● WHAT YOU HAVE TO DO
Each line containing the word "cos²" needs to be copied.

● Records
★ ★ ★

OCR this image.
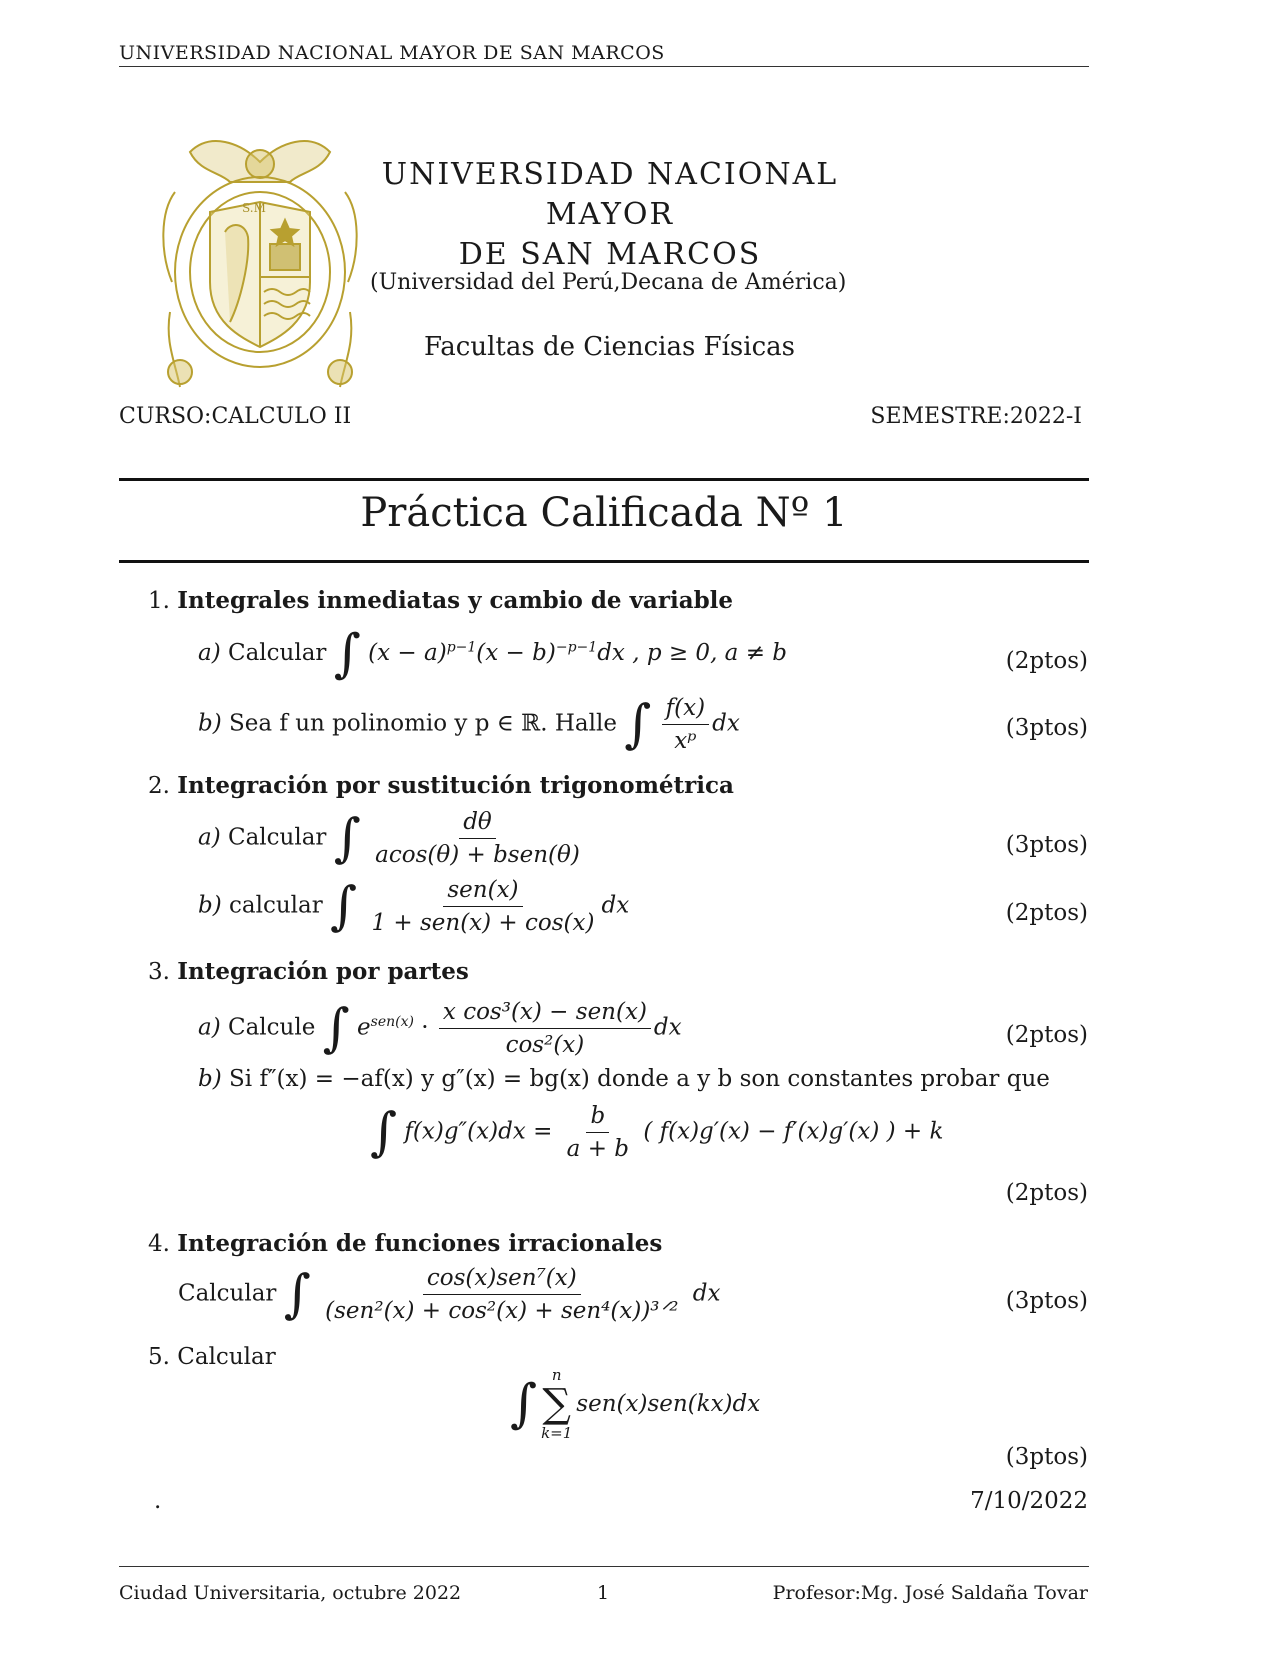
UNIVERSIDAD NACIONAL MAYOR DE SAN MARCOS
S.M
UNIVERSIDAD NACIONAL MAYOR
DE SAN MARCOS
(Universidad del Perú,Decana de América)
Facultas de Ciencias Físicas
CURSO:CALCULO II	SEMESTRE:2022-I
Práctica Calificada Nº 1
1. Integrales inmediatas y cambio de variable
a) Calcular ∫ $(x - a)^{p-1}(x - b)^{-p-1}dx$ , p ≥ 0, a ≠ b	(2ptos)
b) Sea f un polinomio y p ∈ ℝ. Halle ∫ $\frac{f(x)}{\text{xᵖ}}$ dx	(3ptos)
2. Integración por sustitución trigonométrica
a) Calcular ∫ $\frac{d\theta}{\text{acos(θ) + bsen(θ)}}$	(3ptos)
b) calcular ∫ $\frac{\text{sen(x)}}{\text{1 + sen(x) + cos(x)}}$ dx	(2ptos)
3. Integración por partes
a) Calcule ∫ $e^{sen(x)} \cdot \frac{\text{x cos³(x) − sen(x)}}{\text{cos²(x)}}$ dx	(2ptos)
b) Si f″(x) = −af(x) y g″(x) = bg(x) donde a y b son constantes probar que
∫ $f(x)g''(x)dx = \frac{b}{a + b}$ ( f(x)g′(x) − f′(x)g′(x) ) + k
(2ptos)
4. Integración de funciones irracionales
Calcular ∫ $\frac{\text{cos(x)sen⁷(x)}}{\text{(sen²(x) + cos²(x) + sen⁴(x))³ᐟ²}}$ dx	(3ptos)
5. Calcular
∫ n
∑
k=1
sen(x)sen(kx)dx
(3ptos)
.	7/10/2022
Ciudad Universitaria, octubre 2022	1	Profesor:Mg. José Saldaña Tovar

★ ★ ★

● RESULT
a) Calcule ∫ $e^{sen(x)} \cdot \frac{\text{x cos³(x) − sen(x)}}{\text{cos²(x)}}$ dx	(2ptos)
Calcular ∫ $\frac{\text{cos(x)sen⁷(x)}}{\text{(sen²(x) + cos²(x) + sen⁴(x))³ᐟ²}}$ dx	(3ptos)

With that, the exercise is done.